EXERCISE AIM:
The records below must be written out exactly, with every picture left behind.

Data excerpts:

--

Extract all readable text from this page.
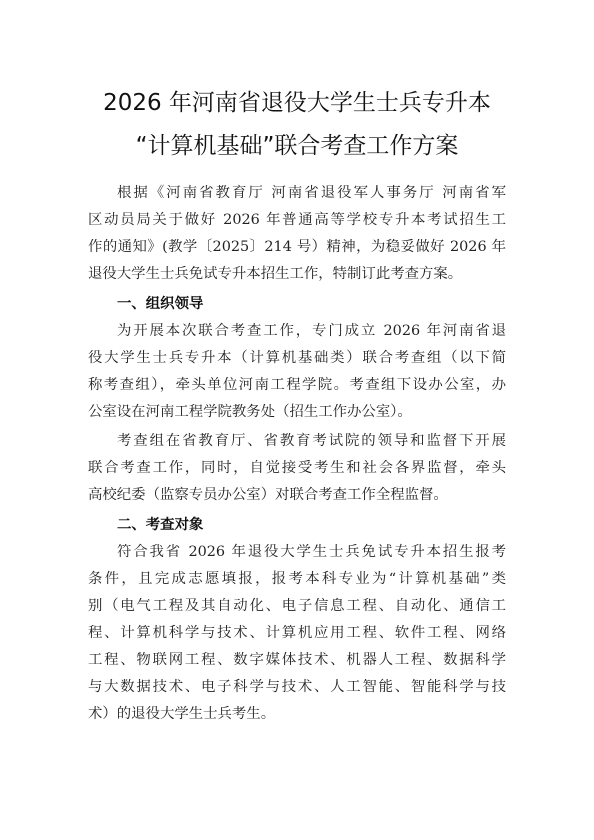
2026 年河南省退役大学生士兵专升本
“计算机基础”联合考查工作方案
根据《河南省教育厅 河南省退役军人事务厅 河南省军
区动员局关于做好 2026 年普通高等学校专升本考试招生工
作的通知》(教学〔2025〕214 号）精神，为稳妥做好 2026 年
退役大学生士兵免试专升本招生工作，特制订此考查方案。
一、组织领导
为开展本次联合考查工作，专门成立 2026 年河南省退
役大学生士兵专升本（计算机基础类）联合考查组（以下简
称考查组），牵头单位河南工程学院。考查组下设办公室，办
公室设在河南工程学院教务处（招生工作办公室）。
考查组在省教育厅、省教育考试院的领导和监督下开展
联合考查工作，同时，自觉接受考生和社会各界监督，牵头
高校纪委（监察专员办公室）对联合考查工作全程监督。
二、考查对象
符合我省 2026 年退役大学生士兵免试专升本招生报考
条件，且完成志愿填报，报考本科专业为“计算机基础”类
别（电气工程及其自动化、电子信息工程、自动化、通信工
程、计算机科学与技术、计算机应用工程、软件工程、网络
工程、物联网工程、数字媒体技术、机器人工程、数据科学
与大数据技术、电子科学与技术、人工智能、智能科学与技
术）的退役大学生士兵考生。
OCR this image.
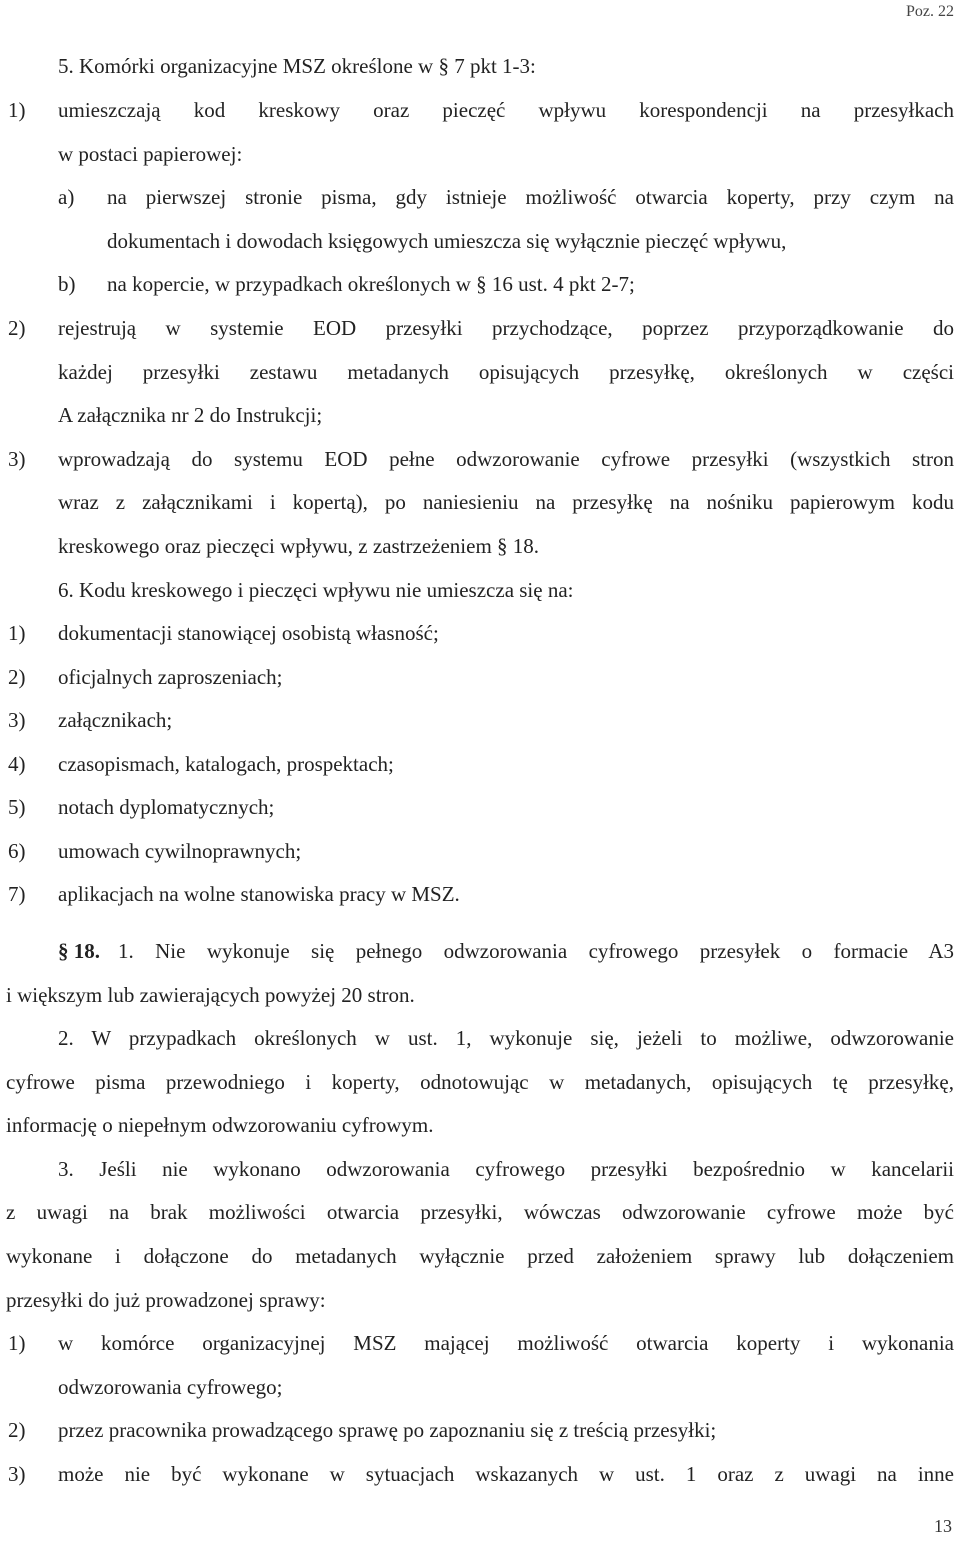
Poz. 22
5. Komórki organizacyjne MSZ określone w § 7 pkt 1-3:
1) umieszczają kod kreskowy oraz pieczęć wpływu korespondencji na przesyłkach
w postaci papierowej:
a) na pierwszej stronie pisma, gdy istnieje możliwość otwarcia koperty, przy czym na
dokumentach i dowodach księgowych umieszcza się wyłącznie pieczęć wpływu,
b) na kopercie, w przypadkach określonych w § 16 ust. 4 pkt 2-7;
2) rejestrują w systemie EOD przesyłki przychodzące, poprzez przyporządkowanie do
każdej przesyłki zestawu metadanych opisujących przesyłkę, określonych w części
A załącznika nr 2 do Instrukcji;
3) wprowadzają do systemu EOD pełne odwzorowanie cyfrowe przesyłki (wszystkich stron
wraz z załącznikami i kopertą), po naniesieniu na przesyłkę na nośniku papierowym kodu
kreskowego oraz pieczęci wpływu, z zastrzeżeniem § 18.
6. Kodu kreskowego i pieczęci wpływu nie umieszcza się na:
1) dokumentacji stanowiącej osobistą własność;
2) oficjalnych zaproszeniach;
3) załącznikach;
4) czasopismach, katalogach, prospektach;
5) notach dyplomatycznych;
6) umowach cywilnoprawnych;
7) aplikacjach na wolne stanowiska pracy w MSZ.
§ 18. 1. Nie wykonuje się pełnego odwzorowania cyfrowego przesyłek o formacie A3
i większym lub zawierających powyżej 20 stron.
2. W przypadkach określonych w ust. 1, wykonuje się, jeżeli to możliwe, odwzorowanie
cyfrowe pisma przewodniego i koperty, odnotowując w metadanych, opisujących tę przesyłkę,
informację o niepełnym odwzorowaniu cyfrowym.
3. Jeśli nie wykonano odwzorowania cyfrowego przesyłki bezpośrednio w kancelarii
z uwagi na brak możliwości otwarcia przesyłki, wówczas odwzorowanie cyfrowe może być
wykonane i dołączone do metadanych wyłącznie przed założeniem sprawy lub dołączeniem
przesyłki do już prowadzonej sprawy:
1) w komórce organizacyjnej MSZ mającej możliwość otwarcia koperty i wykonania
odwzorowania cyfrowego;
2) przez pracownika prowadzącego sprawę po zapoznaniu się z treścią przesyłki;
3) może nie być wykonane w sytuacjach wskazanych w ust. 1 oraz z uwagi na inne
13
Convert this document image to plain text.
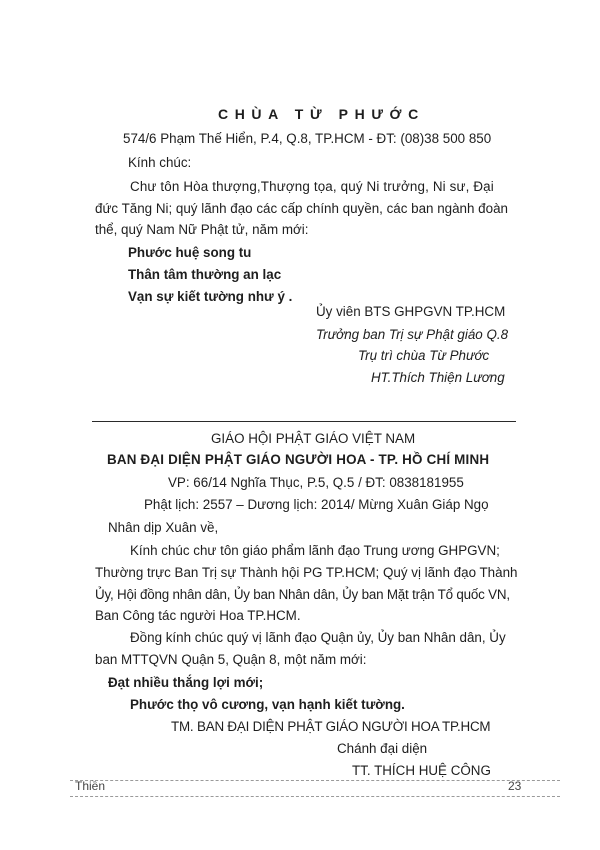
CHÙA TỪ PHƯỚC
574/6 Phạm Thế Hiển, P.4, Q.8, TP.HCM - ĐT: (08)38 500 850
Kính chúc:
Chư tôn Hòa thượng,Thượng tọa, quý Ni trưởng, Ni sư, Đại
đức Tăng Ni; quý lãnh đạo các cấp chính quyền, các ban ngành đoàn
thể, quý Nam Nữ Phật tử, năm mới:
Phước huệ song tu
Thân tâm thường an lạc
Vạn sự kiết tường như ý .
Ủy viên BTS GHPGVN TP.HCM
Trưởng ban Trị sự Phật giáo Q.8
Trụ trì chùa Từ Phước
HT.Thích Thiện Lương
GIÁO HỘI PHẬT GIÁO VIỆT NAM
BAN ĐẠI DIỆN PHẬT GIÁO NGƯỜI HOA - TP. HỒ CHÍ MINH
VP: 66/14 Nghĩa Thục, P.5, Q.5 / ĐT: 0838181955
Phật lịch: 2557 – Dương lịch: 2014/ Mừng Xuân Giáp Ngọ
Nhân dịp Xuân về,
Kính chúc chư tôn giáo phẩm lãnh đạo Trung ương GHPGVN;
Thường trực Ban Trị sự Thành hội PG TP.HCM; Quý vị lãnh đạo Thành
Ủy, Hội đồng nhân dân, Ủy ban Nhân dân, Ủy ban Mặt trận Tổ quốc VN,
Ban Công tác người Hoa TP.HCM.
Đồng kính chúc quý vị lãnh đạo Quận ủy, Ủy ban Nhân dân, Ủy
ban MTTQVN Quận 5, Quận 8, một năm mới:
Đạt nhiều thắng lợi mới;
Phước thọ vô cương, vạn hạnh kiết tường.
TM. BAN ĐẠI DIỆN PHẬT GIÁO NGƯỜI HOA TP.HCM
Chánh đại diện
TT. THÍCH HUỆ CÔNG
Thiền	23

--

TASK SOLUTION:
Extract all readable text from this page.
2026 年河南省退役大学生士兵专升本
“计算机基础”联合考查工作方案
根据《河南省教育厅 河南省退役军人事务厅 河南省军
区动员局关于做好 2026 年普通高等学校专升本考试招生工
作的通知》(教学〔2025〕214 号）精神，为稳妥做好 2026 年
退役大学生士兵免试专升本招生工作，特制订此考查方案。
一、组织领导
为开展本次联合考查工作，专门成立 2026 年河南省退
役大学生士兵专升本（计算机基础类）联合考查组（以下简
称考查组），牵头单位河南工程学院。考查组下设办公室，办
公室设在河南工程学院教务处（招生工作办公室）。
考查组在省教育厅、省教育考试院的领导和监督下开展
联合考查工作，同时，自觉接受考生和社会各界监督，牵头
高校纪委（监察专员办公室）对联合考查工作全程监督。
二、考查对象
符合我省 2026 年退役大学生士兵免试专升本招生报考
条件，且完成志愿填报，报考本科专业为“计算机基础”类
别（电气工程及其自动化、电子信息工程、自动化、通信工
程、计算机科学与技术、计算机应用工程、软件工程、网络
工程、物联网工程、数字媒体技术、机器人工程、数据科学
与大数据技术、电子科学与技术、人工智能、智能科学与技
术）的退役大学生士兵考生。
OCR this image.
Poz. 22
5. Komórki organizacyjne MSZ określone w § 7 pkt 1-3:
1) umieszczają kod kreskowy oraz pieczęć wpływu korespondencji na przesyłkach
w postaci papierowej:
a) na pierwszej stronie pisma, gdy istnieje możliwość otwarcia koperty, przy czym na
dokumentach i dowodach księgowych umieszcza się wyłącznie pieczęć wpływu,
b) na kopercie, w przypadkach określonych w § 16 ust. 4 pkt 2-7;
2) rejestrują w systemie EOD przesyłki przychodzące, poprzez przyporządkowanie do
każdej przesyłki zestawu metadanych opisujących przesyłkę, określonych w części
A załącznika nr 2 do Instrukcji;
3) wprowadzają do systemu EOD pełne odwzorowanie cyfrowe przesyłki (wszystkich stron
wraz z załącznikami i kopertą), po naniesieniu na przesyłkę na nośniku papierowym kodu
kreskowego oraz pieczęci wpływu, z zastrzeżeniem § 18.
6. Kodu kreskowego i pieczęci wpływu nie umieszcza się na:
1) dokumentacji stanowiącej osobistą własność;
2) oficjalnych zaproszeniach;
3) załącznikach;
4) czasopismach, katalogach, prospektach;
5) notach dyplomatycznych;
6) umowach cywilnoprawnych;
7) aplikacjach na wolne stanowiska pracy w MSZ.
§ 18. 1. Nie wykonuje się pełnego odwzorowania cyfrowego przesyłek o formacie A3
i większym lub zawierających powyżej 20 stron.
2. W przypadkach określonych w ust. 1, wykonuje się, jeżeli to możliwe, odwzorowanie
cyfrowe pisma przewodniego i koperty, odnotowując w metadanych, opisujących tę przesyłkę,
informację o niepełnym odwzorowaniu cyfrowym.
3. Jeśli nie wykonano odwzorowania cyfrowego przesyłki bezpośrednio w kancelarii
z uwagi na brak możliwości otwarcia przesyłki, wówczas odwzorowanie cyfrowe może być
wykonane i dołączone do metadanych wyłącznie przed założeniem sprawy lub dołączeniem
przesyłki do już prowadzonej sprawy:
1) w komórce organizacyjnej MSZ mającej możliwość otwarcia koperty i wykonania
odwzorowania cyfrowego;
2) przez pracownika prowadzącego sprawę po zapoznaniu się z treścią przesyłki;
3) może nie być wykonane w sytuacjach wskazanych w ust. 1 oraz z uwagi na inne
13
Convert this document image to plain text.
CHÙA TỪ PHƯỚC
574/6 Phạm Thế Hiển, P.4, Q.8, TP.HCM - ĐT: (08)38 500 850
Kính chúc:
Chư tôn Hòa thượng,Thượng tọa, quý Ni trưởng, Ni sư, Đại
đức Tăng Ni; quý lãnh đạo các cấp chính quyền, các ban ngành đoàn
thể, quý Nam Nữ Phật tử, năm mới:
Phước huệ song tu
Thân tâm thường an lạc
Vạn sự kiết tường như ý .
Ủy viên BTS GHPGVN TP.HCM
Trưởng ban Trị sự Phật giáo Q.8
Trụ trì chùa Từ Phước
HT.Thích Thiện Lương
GIÁO HỘI PHẬT GIÁO VIỆT NAM
BAN ĐẠI DIỆN PHẬT GIÁO NGƯỜI HOA - TP. HỒ CHÍ MINH
VP: 66/14 Nghĩa Thục, P.5, Q.5 / ĐT: 0838181955
Phật lịch: 2557 – Dương lịch: 2014/ Mừng Xuân Giáp Ngọ
Nhân dịp Xuân về,
Kính chúc chư tôn giáo phẩm lãnh đạo Trung ương GHPGVN;
Thường trực Ban Trị sự Thành hội PG TP.HCM; Quý vị lãnh đạo Thành
Ủy, Hội đồng nhân dân, Ủy ban Nhân dân, Ủy ban Mặt trận Tổ quốc VN,
Ban Công tác người Hoa TP.HCM.
Đồng kính chúc quý vị lãnh đạo Quận ủy, Ủy ban Nhân dân, Ủy
ban MTTQVN Quận 5, Quận 8, một năm mới:
Đạt nhiều thắng lợi mới;
Phước thọ vô cương, vạn hạnh kiết tường.
TM. BAN ĐẠI DIỆN PHẬT GIÁO NGƯỜI HOA TP.HCM
Chánh đại diện
TT. THÍCH HUỆ CÔNG
Thiền	23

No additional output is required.